Task to complete -
Reproduce the entries verbatim, covering the stretch from the first line through the line that contains "star-photo[interactable] — [1592, 377, 1678, 455]", with both of those lines included.

Material provided -
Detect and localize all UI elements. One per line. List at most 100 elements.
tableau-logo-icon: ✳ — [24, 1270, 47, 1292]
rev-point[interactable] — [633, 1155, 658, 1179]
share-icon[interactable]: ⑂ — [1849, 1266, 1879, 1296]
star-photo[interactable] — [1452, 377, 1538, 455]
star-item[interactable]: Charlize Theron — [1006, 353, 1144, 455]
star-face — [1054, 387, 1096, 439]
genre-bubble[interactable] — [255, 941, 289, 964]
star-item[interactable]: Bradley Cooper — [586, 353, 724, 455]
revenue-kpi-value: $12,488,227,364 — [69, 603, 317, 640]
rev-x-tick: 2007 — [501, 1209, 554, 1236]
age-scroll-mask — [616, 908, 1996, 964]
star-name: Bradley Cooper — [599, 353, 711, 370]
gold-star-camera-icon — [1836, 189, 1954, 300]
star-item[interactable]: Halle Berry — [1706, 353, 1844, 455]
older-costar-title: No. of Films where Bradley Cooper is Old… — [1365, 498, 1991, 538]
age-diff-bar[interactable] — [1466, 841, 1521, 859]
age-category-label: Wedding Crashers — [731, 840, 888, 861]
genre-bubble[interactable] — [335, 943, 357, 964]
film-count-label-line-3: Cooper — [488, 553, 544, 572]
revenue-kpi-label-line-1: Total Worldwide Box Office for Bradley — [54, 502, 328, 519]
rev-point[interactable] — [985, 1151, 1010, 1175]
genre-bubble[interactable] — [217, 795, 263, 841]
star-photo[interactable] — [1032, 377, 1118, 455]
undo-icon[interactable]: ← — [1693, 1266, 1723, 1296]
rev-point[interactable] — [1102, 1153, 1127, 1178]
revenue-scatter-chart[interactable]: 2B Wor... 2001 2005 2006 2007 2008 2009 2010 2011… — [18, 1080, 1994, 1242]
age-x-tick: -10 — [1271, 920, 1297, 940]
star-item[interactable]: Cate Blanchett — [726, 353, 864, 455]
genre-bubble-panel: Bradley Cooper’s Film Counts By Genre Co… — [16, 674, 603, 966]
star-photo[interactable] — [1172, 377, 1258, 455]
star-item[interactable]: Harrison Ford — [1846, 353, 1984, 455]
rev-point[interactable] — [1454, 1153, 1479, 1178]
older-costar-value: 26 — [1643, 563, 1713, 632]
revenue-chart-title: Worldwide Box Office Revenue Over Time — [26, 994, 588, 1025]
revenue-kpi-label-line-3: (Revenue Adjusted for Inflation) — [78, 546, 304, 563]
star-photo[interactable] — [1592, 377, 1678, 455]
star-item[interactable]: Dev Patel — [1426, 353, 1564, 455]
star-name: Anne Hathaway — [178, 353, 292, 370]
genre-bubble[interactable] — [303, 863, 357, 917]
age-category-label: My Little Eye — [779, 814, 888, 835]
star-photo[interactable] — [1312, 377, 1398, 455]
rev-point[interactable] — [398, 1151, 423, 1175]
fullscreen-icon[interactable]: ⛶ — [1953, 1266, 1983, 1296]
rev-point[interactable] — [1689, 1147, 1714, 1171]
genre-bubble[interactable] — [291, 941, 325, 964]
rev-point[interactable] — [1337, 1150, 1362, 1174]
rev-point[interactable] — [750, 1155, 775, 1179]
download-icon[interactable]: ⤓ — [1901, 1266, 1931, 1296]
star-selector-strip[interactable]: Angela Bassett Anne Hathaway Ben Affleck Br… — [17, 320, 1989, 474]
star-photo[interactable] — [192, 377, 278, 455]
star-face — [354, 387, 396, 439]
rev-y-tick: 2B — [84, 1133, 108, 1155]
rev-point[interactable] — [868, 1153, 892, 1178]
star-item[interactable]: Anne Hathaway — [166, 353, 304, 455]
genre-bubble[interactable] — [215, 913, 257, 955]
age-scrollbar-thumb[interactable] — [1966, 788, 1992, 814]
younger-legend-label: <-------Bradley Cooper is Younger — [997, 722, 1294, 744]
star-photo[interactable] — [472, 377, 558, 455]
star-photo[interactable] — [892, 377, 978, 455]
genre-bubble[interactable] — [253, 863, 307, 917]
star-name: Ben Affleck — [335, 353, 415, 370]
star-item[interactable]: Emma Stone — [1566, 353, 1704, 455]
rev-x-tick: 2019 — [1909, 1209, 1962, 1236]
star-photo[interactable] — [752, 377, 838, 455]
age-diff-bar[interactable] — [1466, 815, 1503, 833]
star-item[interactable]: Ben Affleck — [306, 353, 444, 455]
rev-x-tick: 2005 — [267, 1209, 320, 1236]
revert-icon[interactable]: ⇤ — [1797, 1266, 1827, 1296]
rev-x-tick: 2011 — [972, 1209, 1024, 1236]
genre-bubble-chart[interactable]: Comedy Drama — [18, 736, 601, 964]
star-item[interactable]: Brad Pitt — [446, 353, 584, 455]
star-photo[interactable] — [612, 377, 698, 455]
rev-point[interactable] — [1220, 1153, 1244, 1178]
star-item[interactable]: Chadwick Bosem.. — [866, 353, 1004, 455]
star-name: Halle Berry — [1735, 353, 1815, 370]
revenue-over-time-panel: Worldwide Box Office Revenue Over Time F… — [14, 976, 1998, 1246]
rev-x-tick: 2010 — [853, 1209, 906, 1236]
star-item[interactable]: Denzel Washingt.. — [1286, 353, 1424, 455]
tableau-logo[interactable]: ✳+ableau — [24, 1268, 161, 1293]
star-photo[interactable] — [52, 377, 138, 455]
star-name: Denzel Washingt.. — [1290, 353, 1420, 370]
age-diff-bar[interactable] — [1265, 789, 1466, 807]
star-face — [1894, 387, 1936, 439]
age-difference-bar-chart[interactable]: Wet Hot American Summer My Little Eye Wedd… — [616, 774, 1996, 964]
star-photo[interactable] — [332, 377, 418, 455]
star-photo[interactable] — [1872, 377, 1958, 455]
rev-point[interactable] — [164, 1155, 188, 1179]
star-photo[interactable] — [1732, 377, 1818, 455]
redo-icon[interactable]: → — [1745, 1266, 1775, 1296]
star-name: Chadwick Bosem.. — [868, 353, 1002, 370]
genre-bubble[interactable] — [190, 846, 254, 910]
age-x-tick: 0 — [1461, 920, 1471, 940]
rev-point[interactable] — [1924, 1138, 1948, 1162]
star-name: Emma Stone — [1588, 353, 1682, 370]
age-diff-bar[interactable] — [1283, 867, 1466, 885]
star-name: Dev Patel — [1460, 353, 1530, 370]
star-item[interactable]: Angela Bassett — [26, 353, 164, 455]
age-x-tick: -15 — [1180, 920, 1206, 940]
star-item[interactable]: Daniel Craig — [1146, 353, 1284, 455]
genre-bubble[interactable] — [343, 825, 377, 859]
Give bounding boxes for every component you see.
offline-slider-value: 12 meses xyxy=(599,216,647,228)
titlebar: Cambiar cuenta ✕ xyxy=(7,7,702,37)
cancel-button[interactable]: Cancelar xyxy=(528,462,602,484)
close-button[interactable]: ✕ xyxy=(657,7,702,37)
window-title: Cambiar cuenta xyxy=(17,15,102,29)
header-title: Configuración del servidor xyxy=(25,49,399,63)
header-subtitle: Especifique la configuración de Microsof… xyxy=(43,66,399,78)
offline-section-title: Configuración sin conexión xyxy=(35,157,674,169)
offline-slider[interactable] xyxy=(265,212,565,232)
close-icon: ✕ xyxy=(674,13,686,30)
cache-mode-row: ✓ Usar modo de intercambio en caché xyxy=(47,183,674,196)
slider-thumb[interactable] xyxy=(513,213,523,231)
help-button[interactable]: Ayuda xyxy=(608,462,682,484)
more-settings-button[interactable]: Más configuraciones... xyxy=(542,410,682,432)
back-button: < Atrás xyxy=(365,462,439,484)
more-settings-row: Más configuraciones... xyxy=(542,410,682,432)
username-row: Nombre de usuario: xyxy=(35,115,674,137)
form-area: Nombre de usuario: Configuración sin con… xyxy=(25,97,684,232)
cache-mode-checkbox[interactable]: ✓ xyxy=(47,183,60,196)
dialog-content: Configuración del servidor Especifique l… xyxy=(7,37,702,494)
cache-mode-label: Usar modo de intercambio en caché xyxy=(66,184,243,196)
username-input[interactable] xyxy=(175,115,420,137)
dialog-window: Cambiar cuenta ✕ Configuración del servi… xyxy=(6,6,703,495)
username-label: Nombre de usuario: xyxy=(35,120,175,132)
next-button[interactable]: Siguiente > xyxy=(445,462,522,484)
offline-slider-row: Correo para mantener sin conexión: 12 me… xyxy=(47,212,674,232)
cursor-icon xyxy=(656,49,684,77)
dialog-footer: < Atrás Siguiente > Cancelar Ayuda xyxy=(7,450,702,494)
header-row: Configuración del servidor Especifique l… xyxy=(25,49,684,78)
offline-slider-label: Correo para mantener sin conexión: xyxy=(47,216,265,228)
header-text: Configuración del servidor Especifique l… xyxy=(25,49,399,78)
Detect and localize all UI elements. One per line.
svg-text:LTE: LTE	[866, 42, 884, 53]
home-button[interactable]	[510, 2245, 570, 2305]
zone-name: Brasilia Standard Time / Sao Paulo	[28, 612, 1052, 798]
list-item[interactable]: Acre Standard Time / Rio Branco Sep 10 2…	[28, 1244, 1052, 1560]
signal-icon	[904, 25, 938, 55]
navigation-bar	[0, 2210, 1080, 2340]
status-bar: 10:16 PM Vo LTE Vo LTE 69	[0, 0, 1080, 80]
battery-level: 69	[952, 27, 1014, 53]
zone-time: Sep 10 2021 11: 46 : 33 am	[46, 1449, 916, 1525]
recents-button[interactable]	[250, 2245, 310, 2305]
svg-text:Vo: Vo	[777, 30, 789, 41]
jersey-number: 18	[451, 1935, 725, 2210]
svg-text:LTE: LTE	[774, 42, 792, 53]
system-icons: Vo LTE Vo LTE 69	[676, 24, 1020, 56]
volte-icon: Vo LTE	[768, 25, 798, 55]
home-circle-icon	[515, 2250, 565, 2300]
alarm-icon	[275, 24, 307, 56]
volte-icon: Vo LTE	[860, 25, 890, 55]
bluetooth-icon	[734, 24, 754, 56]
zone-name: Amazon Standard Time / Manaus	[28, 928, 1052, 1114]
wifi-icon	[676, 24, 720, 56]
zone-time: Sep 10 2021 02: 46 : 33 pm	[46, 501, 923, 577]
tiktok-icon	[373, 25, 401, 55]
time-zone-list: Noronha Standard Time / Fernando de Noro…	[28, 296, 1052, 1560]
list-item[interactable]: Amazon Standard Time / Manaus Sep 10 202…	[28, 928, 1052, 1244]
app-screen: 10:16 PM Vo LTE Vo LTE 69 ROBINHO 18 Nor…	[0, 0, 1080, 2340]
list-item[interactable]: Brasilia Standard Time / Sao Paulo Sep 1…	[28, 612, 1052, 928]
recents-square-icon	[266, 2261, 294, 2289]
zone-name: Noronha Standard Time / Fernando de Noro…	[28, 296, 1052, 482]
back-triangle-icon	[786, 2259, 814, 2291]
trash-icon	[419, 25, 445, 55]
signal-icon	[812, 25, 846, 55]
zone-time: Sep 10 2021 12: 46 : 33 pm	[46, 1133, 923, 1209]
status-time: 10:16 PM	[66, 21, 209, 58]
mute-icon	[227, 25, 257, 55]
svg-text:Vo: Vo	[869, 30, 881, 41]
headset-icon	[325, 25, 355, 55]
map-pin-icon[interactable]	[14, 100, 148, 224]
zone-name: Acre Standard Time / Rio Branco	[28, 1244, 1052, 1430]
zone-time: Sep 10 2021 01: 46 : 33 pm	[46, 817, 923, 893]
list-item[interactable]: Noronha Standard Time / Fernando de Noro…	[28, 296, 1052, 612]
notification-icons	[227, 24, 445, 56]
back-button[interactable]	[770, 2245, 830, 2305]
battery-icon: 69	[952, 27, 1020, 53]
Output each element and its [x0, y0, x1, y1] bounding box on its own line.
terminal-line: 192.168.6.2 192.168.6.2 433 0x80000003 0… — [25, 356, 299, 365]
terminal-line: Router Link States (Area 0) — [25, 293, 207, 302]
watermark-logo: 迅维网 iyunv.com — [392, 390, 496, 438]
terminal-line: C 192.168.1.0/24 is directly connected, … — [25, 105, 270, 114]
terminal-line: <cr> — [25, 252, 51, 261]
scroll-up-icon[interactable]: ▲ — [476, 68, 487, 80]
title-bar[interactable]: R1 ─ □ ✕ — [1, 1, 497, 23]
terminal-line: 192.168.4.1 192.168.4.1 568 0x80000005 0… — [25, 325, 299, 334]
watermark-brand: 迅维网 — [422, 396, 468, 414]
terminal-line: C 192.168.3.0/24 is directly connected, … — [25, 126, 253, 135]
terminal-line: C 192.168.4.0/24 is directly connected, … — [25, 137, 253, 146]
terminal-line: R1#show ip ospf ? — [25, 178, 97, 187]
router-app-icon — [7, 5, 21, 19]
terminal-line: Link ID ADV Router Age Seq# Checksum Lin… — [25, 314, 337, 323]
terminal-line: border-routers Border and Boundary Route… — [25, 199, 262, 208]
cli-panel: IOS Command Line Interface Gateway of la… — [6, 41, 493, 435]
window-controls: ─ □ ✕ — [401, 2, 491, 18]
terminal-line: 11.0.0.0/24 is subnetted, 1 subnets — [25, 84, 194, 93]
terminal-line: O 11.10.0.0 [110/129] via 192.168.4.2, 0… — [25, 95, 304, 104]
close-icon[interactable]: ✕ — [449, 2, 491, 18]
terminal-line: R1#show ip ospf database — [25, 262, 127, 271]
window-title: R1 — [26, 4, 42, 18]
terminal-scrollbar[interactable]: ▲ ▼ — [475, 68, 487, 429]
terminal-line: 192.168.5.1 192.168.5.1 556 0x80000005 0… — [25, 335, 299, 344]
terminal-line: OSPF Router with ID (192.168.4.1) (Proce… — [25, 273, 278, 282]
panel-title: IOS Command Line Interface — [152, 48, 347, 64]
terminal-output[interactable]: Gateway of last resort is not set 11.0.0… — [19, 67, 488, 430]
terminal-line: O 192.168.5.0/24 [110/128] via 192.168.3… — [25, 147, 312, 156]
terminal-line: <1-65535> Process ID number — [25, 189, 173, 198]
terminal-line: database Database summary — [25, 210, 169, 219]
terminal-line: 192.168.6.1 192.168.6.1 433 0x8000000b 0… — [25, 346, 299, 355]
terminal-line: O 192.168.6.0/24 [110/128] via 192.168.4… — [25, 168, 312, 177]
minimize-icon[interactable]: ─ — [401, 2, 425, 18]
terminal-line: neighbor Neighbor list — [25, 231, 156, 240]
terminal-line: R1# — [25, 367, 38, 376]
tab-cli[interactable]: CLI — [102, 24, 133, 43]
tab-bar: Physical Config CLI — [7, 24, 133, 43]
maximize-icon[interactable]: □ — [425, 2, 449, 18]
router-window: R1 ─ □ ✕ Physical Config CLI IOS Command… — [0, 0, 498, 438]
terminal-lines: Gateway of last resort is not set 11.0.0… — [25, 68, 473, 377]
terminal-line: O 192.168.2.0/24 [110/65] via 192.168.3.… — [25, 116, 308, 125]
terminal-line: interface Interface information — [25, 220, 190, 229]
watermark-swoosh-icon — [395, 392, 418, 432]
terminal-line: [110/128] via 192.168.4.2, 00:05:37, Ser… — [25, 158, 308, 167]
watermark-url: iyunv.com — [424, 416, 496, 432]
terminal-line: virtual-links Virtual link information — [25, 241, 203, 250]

Solution below -
Detect and localize all UI elements. One per line. List at most 100 elements.
tableau-logo-icon: ✳ — [24, 1270, 47, 1292]
rev-point[interactable] — [633, 1155, 658, 1179]
share-icon[interactable]: ⑂ — [1849, 1266, 1879, 1296]
star-photo[interactable] — [1452, 377, 1538, 455]
star-item[interactable]: Charlize Theron — [1006, 353, 1144, 455]
star-face — [1054, 387, 1096, 439]
genre-bubble[interactable] — [255, 941, 289, 964]
star-item[interactable]: Bradley Cooper — [586, 353, 724, 455]
revenue-kpi-value: $12,488,227,364 — [69, 603, 317, 640]
rev-x-tick: 2007 — [501, 1209, 554, 1236]
age-scroll-mask — [616, 908, 1996, 964]
star-name: Bradley Cooper — [599, 353, 711, 370]
gold-star-camera-icon — [1836, 189, 1954, 300]
star-item[interactable]: Halle Berry — [1706, 353, 1844, 455]
older-costar-title: No. of Films where Bradley Cooper is Old… — [1365, 498, 1991, 538]
age-diff-bar[interactable] — [1466, 841, 1521, 859]
age-category-label: Wedding Crashers — [731, 840, 888, 861]
genre-bubble[interactable] — [335, 943, 357, 964]
film-count-label-line-3: Cooper — [488, 553, 544, 572]
revenue-kpi-label-line-1: Total Worldwide Box Office for Bradley — [54, 502, 328, 519]
rev-point[interactable] — [985, 1151, 1010, 1175]
genre-bubble[interactable] — [217, 795, 263, 841]
star-photo[interactable] — [1032, 377, 1118, 455]
undo-icon[interactable]: ← — [1693, 1266, 1723, 1296]
rev-point[interactable] — [1102, 1153, 1127, 1178]
revenue-scatter-chart[interactable]: 2B Wor... 2001 2005 2006 2007 2008 2009 2010 2011… — [18, 1080, 1994, 1242]
age-x-tick: -10 — [1271, 920, 1297, 940]
star-item[interactable]: Cate Blanchett — [726, 353, 864, 455]
genre-bubble-panel: Bradley Cooper’s Film Counts By Genre Co… — [16, 674, 603, 966]
star-photo[interactable] — [1172, 377, 1258, 455]
star-item[interactable]: Harrison Ford — [1846, 353, 1984, 455]
rev-point[interactable] — [1454, 1153, 1479, 1178]
older-costar-value: 26 — [1643, 563, 1713, 632]
revenue-chart-title: Worldwide Box Office Revenue Over Time — [26, 994, 588, 1025]
revenue-kpi-label-line-3: (Revenue Adjusted for Inflation) — [78, 546, 304, 563]
star-photo[interactable] — [1592, 377, 1678, 455]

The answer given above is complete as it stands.